# Start of Given data

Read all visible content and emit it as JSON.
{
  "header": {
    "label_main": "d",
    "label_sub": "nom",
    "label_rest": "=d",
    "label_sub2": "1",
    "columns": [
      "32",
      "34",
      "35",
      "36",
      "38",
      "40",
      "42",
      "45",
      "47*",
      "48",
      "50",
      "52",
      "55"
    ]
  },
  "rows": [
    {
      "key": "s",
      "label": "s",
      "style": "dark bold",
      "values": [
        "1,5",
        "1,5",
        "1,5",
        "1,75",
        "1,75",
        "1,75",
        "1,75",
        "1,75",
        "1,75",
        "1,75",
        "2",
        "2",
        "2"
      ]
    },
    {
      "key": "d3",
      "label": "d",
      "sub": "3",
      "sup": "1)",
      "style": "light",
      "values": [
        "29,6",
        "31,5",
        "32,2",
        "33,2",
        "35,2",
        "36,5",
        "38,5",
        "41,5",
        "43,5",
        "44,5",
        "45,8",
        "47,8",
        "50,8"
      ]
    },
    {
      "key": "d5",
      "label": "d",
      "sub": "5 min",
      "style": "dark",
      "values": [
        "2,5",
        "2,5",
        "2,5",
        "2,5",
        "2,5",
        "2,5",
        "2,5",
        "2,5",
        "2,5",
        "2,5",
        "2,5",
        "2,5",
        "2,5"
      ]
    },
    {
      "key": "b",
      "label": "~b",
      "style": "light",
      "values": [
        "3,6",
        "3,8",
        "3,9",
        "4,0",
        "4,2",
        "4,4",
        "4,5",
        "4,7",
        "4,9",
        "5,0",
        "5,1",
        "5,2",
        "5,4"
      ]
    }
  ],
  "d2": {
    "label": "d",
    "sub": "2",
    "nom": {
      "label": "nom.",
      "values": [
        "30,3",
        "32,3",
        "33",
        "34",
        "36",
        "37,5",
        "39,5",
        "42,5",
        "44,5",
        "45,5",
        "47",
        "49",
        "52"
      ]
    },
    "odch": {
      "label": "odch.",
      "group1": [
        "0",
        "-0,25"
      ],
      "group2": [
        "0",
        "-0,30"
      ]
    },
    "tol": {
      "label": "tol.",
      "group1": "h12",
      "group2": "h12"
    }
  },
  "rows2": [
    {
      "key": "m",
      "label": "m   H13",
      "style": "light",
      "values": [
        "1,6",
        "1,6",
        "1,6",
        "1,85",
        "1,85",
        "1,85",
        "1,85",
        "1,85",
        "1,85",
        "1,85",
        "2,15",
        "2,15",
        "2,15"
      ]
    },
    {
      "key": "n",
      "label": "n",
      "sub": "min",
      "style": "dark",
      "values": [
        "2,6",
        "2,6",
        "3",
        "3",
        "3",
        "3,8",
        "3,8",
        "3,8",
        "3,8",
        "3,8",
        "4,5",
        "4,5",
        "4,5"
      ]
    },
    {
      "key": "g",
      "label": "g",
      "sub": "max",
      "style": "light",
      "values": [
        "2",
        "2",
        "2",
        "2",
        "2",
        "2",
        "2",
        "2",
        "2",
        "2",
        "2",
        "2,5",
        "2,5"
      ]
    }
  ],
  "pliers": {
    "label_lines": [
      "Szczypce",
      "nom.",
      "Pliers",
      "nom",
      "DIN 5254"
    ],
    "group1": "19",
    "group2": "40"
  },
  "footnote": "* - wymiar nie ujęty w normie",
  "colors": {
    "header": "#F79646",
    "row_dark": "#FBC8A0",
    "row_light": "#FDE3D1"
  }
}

# End of Given data

## Exercise
Exactly as shown above, return every record.

## Result for this task
Read all visible content and emit it as JSON.
{
  "header": {
    "label_main": "d",
    "label_sub": "nom",
    "label_rest": "=d",
    "label_sub2": "1",
    "columns": [
      "32",
      "34",
      "35",
      "36",
      "38",
      "40",
      "42",
      "45",
      "47*",
      "48",
      "50",
      "52",
      "55"
    ]
  },
  "rows": [
    {
      "key": "s",
      "label": "s",
      "style": "dark bold",
      "values": [
        "1,5",
        "1,5",
        "1,5",
        "1,75",
        "1,75",
        "1,75",
        "1,75",
        "1,75",
        "1,75",
        "1,75",
        "2",
        "2",
        "2"
      ]
    },
    {
      "key": "d3",
      "label": "d",
      "sub": "3",
      "sup": "1)",
      "style": "light",
      "values": [
        "29,6",
        "31,5",
        "32,2",
        "33,2",
        "35,2",
        "36,5",
        "38,5",
        "41,5",
        "43,5",
        "44,5",
        "45,8",
        "47,8",
        "50,8"
      ]
    },
    {
      "key": "d5",
      "label": "d",
      "sub": "5 min",
      "style": "dark",
      "values": [
        "2,5",
        "2,5",
        "2,5",
        "2,5",
        "2,5",
        "2,5",
        "2,5",
        "2,5",
        "2,5",
        "2,5",
        "2,5",
        "2,5",
        "2,5"
      ]
    },
    {
      "key": "b",
      "label": "~b",
      "style": "light",
      "values": [
        "3,6",
        "3,8",
        "3,9",
        "4,0",
        "4,2",
        "4,4",
        "4,5",
        "4,7",
        "4,9",
        "5,0",
        "5,1",
        "5,2",
        "5,4"
      ]
    }
  ],
  "d2": {
    "label": "d",
    "sub": "2",
    "nom": {
      "label": "nom.",
      "values": [
        "30,3",
        "32,3",
        "33",
        "34",
        "36",
        "37,5",
        "39,5",
        "42,5",
        "44,5",
        "45,5",
        "47",
        "49",
        "52"
      ]
    },
    "odch": {
      "label": "odch.",
      "group1": [
        "0",
        "-0,25"
      ],
      "group2": [
        "0",
        "-0,30"
      ]
    },
    "tol": {
      "label": "tol.",
      "group1": "h12",
      "group2": "h12"
    }
  },
  "rows2": [
    {
      "key": "m",
      "label": "m   H13",
      "style": "light",
      "values": [
        "1,6",
        "1,6",
        "1,6",
        "1,85",
        "1,85",
        "1,85",
        "1,85",
        "1,85",
        "1,85",
        "1,85",
        "2,15",
        "2,15",
        "2,15"
      ]
    },
    {
      "key": "n",
      "label": "n",
      "sub": "min",
      "style": "dark",
      "values": [
        "2,6",
        "2,6",
        "3",
        "3",
        "3",
        "3,8",
        "3,8",
        "3,8",
        "3,8",
        "3,8",
        "4,5",
        "4,5",
        "4,5"
      ]
    },
    {
      "key": "g",
      "label": "g",
      "sub": "max",
      "style": "light",
      "values": [
        "2",
        "2",
        "2",
        "2",
        "2",
        "2",
        "2",
        "2",
        "2",
        "2",
        "2",
        "2,5",
        "2,5"
      ]
    }
  ],
  "pliers": {
    "label_lines": [
      "Szczypce",
      "nom.",
      "Pliers",
      "nom",
      "DIN 5254"
    ],
    "group1": "19",
    "group2": "40"
  },
  "footnote": "* - wymiar nie ujęty w normie",
  "colors": {
    "header": "#F79646",
    "row_dark": "#FBC8A0",
    "row_light": "#FDE3D1"
  }
}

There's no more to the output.